So I created this affirmation for myself:
I now surrender any and all conscious and subconscious beliefs that there is anything in creation that doesn’t completely support my good. I claim and accept that Montsanto, all of its executives, employees, suppliers and distributors are now golden links in the chain of my good. I claim and accept that the entirety of western medicine and all of its practitioners are now golden links in the chain of my good. I claim and accept that the entire pharmaceutical industry – all companies, executives, employees, suppliers, and distributors – are now golden links in the chain of my good. I claim and accept that every farmer on the planet is a golden link in the chain of my good. There is no thing anywhere in creation that can hinder, block, obstruct, disrupt, or delay the easeful and grace-filled manifestation of any good that is already mine in the field of pure potential. I am now fully and completely supported in my health and well-being. I am an irresistible magnet for my perfect good, in all of its perfect forms. There is no thing more powerful than the Presence within me. There is no thing more powerful than Divine Vitality within me. There is no thing that can disturb the perfect Peace that I am. There is no thing that can disrupt the perfect manifestation of wholeness that I am. I am vital and alive in Spirit. I am unstoppable!
......
### [Task 1]
Condense the affirmation's paragraph beginning "I now surrender any and all" into a short bulleted list that keeps its main points.
### [Task 2]
According to the affirmation, what is every farmer on the planet?
The material comes from a different source than the affirmation.

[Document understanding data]
......
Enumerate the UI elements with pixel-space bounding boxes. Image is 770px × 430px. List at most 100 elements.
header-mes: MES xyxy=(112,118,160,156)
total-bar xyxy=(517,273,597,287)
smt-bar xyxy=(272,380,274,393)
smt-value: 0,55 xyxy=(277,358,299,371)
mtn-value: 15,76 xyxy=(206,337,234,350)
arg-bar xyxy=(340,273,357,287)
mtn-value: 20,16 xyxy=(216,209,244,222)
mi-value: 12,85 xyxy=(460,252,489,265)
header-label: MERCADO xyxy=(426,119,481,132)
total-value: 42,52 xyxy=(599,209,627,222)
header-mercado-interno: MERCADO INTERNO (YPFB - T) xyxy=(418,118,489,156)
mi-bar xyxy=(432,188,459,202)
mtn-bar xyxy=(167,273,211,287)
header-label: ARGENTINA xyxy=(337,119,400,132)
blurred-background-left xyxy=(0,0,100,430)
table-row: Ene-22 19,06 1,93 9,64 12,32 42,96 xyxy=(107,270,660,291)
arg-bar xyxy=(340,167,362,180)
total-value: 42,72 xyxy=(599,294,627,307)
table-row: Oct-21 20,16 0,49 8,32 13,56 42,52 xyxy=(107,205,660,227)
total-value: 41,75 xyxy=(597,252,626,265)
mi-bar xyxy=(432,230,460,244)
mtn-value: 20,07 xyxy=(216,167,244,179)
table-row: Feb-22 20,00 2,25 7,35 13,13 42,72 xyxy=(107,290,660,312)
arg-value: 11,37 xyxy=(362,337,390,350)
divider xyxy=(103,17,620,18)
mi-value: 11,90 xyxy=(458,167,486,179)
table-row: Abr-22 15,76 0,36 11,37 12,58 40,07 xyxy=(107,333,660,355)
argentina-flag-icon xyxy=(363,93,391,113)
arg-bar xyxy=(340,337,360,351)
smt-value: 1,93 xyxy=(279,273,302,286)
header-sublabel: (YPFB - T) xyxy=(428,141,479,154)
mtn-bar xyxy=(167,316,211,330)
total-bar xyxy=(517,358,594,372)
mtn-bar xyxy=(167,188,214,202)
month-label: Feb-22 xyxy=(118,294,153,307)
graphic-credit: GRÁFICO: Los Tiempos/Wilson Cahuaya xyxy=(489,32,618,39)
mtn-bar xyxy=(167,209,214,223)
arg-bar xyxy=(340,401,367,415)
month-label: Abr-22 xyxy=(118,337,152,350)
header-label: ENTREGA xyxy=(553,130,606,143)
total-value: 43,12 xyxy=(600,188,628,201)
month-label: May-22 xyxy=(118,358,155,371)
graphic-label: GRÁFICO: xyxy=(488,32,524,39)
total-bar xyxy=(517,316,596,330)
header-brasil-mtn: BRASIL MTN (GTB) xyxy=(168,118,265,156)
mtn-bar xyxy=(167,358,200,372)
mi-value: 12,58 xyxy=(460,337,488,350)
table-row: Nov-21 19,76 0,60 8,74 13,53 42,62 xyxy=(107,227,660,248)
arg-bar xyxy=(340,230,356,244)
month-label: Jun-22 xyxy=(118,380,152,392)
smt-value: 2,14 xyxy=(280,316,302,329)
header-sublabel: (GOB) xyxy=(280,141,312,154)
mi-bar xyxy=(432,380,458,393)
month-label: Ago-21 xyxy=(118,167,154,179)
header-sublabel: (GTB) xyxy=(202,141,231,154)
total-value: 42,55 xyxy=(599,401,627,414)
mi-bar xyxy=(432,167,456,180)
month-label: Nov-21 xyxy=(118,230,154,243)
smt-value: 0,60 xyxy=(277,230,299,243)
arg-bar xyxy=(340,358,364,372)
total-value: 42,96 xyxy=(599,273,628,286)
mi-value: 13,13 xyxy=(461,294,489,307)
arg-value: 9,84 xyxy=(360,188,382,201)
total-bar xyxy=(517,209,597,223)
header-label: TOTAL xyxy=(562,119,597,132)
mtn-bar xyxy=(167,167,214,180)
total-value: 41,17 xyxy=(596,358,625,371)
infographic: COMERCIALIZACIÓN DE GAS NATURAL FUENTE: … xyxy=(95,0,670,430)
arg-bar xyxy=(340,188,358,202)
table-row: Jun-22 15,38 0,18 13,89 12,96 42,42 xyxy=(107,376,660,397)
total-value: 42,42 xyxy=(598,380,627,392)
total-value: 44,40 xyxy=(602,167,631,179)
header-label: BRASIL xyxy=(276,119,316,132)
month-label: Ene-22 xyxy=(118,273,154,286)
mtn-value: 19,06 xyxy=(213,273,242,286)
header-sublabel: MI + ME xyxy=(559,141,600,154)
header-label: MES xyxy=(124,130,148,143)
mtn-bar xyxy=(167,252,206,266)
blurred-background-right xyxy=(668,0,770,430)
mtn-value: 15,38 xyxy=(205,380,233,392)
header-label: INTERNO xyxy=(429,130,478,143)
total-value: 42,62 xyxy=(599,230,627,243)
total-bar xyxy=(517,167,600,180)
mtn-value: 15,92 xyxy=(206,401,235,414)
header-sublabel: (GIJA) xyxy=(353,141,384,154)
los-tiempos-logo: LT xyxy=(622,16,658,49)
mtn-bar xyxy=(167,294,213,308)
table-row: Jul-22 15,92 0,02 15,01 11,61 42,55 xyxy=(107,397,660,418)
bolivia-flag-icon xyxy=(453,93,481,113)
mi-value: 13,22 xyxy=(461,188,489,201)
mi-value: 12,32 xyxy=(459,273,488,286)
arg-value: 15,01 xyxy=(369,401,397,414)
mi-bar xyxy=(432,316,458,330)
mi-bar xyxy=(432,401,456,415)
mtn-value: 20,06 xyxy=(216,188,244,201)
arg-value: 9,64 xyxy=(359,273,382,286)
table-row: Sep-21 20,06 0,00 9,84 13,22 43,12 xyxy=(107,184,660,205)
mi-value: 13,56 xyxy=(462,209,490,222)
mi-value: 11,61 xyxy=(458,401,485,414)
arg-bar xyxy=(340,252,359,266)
......
### [Result 1]
- The speaker gives up all conscious and subconscious beliefs that anything in creation fails to fully support their good.
- The speaker claims these as golden links in the chain of their good: Montsanto and everyone connected with it, all of western medicine and its practitioners, the entire pharmaceutical industry, and every farmer on the planet.
- Nothing in creation can hinder or delay the manifestation of good that is already the speaker's in the field of pure potential.
- The speaker is fully supported in health and well-being and is an irresistible magnet for their perfect good.
- Nothing is more powerful than the Presence and Divine Vitality within the speaker, and nothing can disturb the speaker's perfect Peace or wholeness.
- The speaker is vital, alive in Spirit, and unstoppable.

### [Result 2]
A golden link in the chain of the speaker's good.